WHAT IS ASKED: Please quote only the lines that start at the one with "What's the underlying" and go on to the last line of the data, both ends kept.

** Begin DATA **

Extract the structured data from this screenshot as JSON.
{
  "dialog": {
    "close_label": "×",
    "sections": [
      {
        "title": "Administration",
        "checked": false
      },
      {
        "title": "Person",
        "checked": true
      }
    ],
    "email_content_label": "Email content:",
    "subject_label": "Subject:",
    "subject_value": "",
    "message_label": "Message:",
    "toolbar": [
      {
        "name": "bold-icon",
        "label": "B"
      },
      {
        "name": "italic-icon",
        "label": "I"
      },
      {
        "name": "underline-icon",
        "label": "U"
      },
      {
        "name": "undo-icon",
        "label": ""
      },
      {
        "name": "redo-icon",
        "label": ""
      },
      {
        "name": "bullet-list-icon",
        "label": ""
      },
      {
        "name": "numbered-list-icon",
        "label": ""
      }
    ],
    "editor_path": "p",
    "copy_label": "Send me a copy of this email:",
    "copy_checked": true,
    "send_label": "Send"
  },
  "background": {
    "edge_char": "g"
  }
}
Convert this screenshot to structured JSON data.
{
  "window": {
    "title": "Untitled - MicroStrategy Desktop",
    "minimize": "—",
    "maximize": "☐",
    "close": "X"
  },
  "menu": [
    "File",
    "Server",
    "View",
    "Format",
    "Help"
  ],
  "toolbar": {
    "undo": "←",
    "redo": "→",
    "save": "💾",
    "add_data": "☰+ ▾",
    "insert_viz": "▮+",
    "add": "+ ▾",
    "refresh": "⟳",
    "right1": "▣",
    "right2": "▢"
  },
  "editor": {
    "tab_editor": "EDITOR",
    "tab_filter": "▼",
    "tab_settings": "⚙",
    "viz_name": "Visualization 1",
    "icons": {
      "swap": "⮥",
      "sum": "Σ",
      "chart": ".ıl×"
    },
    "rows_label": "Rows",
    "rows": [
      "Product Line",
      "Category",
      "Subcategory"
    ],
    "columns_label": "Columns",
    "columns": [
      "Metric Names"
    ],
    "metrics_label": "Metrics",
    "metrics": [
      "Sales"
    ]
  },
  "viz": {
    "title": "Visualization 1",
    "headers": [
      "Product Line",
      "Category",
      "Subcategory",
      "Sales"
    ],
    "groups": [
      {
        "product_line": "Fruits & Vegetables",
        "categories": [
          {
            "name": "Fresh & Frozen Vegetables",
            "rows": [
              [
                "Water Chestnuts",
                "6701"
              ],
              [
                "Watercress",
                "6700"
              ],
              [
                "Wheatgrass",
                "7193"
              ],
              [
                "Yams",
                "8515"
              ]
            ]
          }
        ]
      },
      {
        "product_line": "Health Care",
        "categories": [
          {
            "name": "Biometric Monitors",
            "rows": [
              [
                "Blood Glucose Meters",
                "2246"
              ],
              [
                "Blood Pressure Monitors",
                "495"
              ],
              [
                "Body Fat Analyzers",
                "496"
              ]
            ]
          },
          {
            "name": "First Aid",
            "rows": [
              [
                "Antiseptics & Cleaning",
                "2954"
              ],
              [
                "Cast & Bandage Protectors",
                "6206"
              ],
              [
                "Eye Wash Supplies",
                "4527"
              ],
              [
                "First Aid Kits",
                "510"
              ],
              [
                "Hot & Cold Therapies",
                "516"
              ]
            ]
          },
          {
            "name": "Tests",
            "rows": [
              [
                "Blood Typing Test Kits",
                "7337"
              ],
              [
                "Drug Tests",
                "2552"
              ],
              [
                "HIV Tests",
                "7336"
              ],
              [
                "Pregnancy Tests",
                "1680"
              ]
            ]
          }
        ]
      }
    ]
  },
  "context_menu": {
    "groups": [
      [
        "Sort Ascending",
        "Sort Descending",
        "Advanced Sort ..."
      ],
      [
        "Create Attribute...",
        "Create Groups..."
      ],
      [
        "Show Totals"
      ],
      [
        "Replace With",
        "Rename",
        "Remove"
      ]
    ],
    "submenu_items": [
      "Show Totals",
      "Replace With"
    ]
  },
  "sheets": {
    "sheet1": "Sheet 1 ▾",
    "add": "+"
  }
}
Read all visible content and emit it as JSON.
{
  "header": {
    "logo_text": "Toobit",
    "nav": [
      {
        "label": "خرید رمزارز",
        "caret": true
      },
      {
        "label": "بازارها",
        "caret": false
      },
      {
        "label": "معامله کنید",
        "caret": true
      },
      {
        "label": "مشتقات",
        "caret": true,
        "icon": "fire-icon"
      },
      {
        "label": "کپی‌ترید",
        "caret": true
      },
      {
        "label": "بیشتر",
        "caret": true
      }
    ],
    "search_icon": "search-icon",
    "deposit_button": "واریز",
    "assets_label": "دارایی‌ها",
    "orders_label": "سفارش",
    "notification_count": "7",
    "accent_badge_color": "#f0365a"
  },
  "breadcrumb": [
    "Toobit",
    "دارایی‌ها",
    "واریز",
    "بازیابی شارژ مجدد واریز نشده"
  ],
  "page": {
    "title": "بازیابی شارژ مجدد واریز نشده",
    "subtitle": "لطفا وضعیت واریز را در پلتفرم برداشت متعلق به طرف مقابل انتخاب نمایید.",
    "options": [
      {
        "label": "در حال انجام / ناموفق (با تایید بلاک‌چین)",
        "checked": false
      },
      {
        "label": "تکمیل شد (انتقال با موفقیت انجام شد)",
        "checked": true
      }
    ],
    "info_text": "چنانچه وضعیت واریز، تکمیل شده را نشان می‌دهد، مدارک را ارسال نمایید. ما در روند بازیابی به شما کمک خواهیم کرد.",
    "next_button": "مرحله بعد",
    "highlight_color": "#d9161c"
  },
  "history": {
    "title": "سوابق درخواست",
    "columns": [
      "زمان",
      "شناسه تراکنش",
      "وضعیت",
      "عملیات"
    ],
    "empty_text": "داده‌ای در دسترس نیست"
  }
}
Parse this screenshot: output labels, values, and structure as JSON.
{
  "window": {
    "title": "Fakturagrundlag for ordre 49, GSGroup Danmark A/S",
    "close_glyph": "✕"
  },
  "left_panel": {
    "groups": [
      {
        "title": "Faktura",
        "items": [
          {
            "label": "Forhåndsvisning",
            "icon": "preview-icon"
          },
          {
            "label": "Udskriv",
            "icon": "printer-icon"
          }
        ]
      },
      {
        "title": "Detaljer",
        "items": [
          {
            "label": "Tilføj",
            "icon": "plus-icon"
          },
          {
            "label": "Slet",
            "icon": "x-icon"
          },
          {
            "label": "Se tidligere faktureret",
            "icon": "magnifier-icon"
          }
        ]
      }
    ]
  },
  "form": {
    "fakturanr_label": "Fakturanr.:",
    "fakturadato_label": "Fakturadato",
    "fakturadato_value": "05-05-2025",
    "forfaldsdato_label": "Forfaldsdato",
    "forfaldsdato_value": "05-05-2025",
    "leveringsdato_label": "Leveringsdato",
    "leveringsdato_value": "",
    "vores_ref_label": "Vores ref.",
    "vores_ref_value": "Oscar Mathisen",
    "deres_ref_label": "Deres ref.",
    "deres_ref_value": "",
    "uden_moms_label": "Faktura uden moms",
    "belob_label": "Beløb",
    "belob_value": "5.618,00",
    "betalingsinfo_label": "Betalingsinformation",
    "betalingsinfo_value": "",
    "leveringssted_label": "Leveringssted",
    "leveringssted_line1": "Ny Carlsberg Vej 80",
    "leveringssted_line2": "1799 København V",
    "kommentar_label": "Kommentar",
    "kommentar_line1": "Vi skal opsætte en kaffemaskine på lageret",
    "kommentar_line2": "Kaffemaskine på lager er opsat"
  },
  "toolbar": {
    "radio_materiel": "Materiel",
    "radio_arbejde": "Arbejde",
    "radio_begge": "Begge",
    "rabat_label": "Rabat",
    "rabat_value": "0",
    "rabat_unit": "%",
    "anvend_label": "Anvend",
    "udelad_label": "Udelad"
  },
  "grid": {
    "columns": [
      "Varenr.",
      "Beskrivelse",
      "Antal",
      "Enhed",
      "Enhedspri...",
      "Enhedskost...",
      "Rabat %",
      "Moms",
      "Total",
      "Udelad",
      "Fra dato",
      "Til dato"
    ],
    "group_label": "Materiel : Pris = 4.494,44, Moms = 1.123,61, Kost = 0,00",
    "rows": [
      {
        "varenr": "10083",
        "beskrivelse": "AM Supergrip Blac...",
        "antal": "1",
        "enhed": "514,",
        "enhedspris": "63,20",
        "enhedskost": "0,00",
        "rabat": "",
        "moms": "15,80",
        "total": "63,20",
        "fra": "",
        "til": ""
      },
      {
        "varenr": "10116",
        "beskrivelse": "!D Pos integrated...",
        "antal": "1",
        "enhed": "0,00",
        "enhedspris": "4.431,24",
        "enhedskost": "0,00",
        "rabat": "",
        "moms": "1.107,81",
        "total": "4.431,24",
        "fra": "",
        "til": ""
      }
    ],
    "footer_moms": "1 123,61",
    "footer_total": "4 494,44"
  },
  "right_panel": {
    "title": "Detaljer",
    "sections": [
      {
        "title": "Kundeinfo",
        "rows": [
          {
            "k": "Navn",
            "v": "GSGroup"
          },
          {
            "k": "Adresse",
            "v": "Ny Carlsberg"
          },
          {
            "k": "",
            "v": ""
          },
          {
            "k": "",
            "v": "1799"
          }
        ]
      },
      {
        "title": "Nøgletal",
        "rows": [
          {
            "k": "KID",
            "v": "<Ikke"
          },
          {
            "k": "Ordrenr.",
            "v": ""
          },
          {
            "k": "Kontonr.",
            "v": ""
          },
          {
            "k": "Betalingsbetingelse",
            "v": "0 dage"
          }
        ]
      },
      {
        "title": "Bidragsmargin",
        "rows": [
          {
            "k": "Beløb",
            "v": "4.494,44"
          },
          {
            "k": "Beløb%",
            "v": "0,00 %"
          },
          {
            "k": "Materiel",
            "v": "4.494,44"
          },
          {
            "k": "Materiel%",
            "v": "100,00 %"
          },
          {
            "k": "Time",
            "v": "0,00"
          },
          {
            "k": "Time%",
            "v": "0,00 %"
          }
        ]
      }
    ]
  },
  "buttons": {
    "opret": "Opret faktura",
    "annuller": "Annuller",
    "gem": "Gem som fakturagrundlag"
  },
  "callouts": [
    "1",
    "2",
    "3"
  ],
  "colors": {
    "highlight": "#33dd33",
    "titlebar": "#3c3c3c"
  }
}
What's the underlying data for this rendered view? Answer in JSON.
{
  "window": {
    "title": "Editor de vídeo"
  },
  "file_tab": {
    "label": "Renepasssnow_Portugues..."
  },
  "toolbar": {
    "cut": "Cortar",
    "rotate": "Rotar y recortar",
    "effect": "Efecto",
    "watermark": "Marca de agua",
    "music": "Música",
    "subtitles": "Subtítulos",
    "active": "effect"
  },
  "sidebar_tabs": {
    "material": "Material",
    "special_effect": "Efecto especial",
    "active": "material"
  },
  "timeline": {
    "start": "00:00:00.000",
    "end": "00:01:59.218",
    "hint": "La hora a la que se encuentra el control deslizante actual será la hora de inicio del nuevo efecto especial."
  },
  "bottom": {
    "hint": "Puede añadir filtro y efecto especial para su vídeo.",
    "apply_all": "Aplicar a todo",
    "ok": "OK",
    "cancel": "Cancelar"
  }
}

** End DATA **

RIGHT ANSWER:
What's the underlying data for this rendered view? Answer in JSON.
{
  "window": {
    "title": "Editor de vídeo"
  },
  "file_tab": {
    "label": "Renepasssnow_Portugues..."
  },
  "toolbar": {
    "cut": "Cortar",
    "rotate": "Rotar y recortar",
    "effect": "Efecto",
    "watermark": "Marca de agua",
    "music": "Música",
    "subtitles": "Subtítulos",
    "active": "effect"
  },
  "sidebar_tabs": {
    "material": "Material",
    "special_effect": "Efecto especial",
    "active": "material"
  },
  "timeline": {
    "start": "00:00:00.000",
    "end": "00:01:59.218",
    "hint": "La hora a la que se encuentra el control deslizante actual será la hora de inicio del nuevo efecto especial."
  },
  "bottom": {
    "hint": "Puede añadir filtro y efecto especial para su vídeo.",
    "apply_all": "Aplicar a todo",
    "ok": "OK",
    "cancel": "Cancelar"
  }
}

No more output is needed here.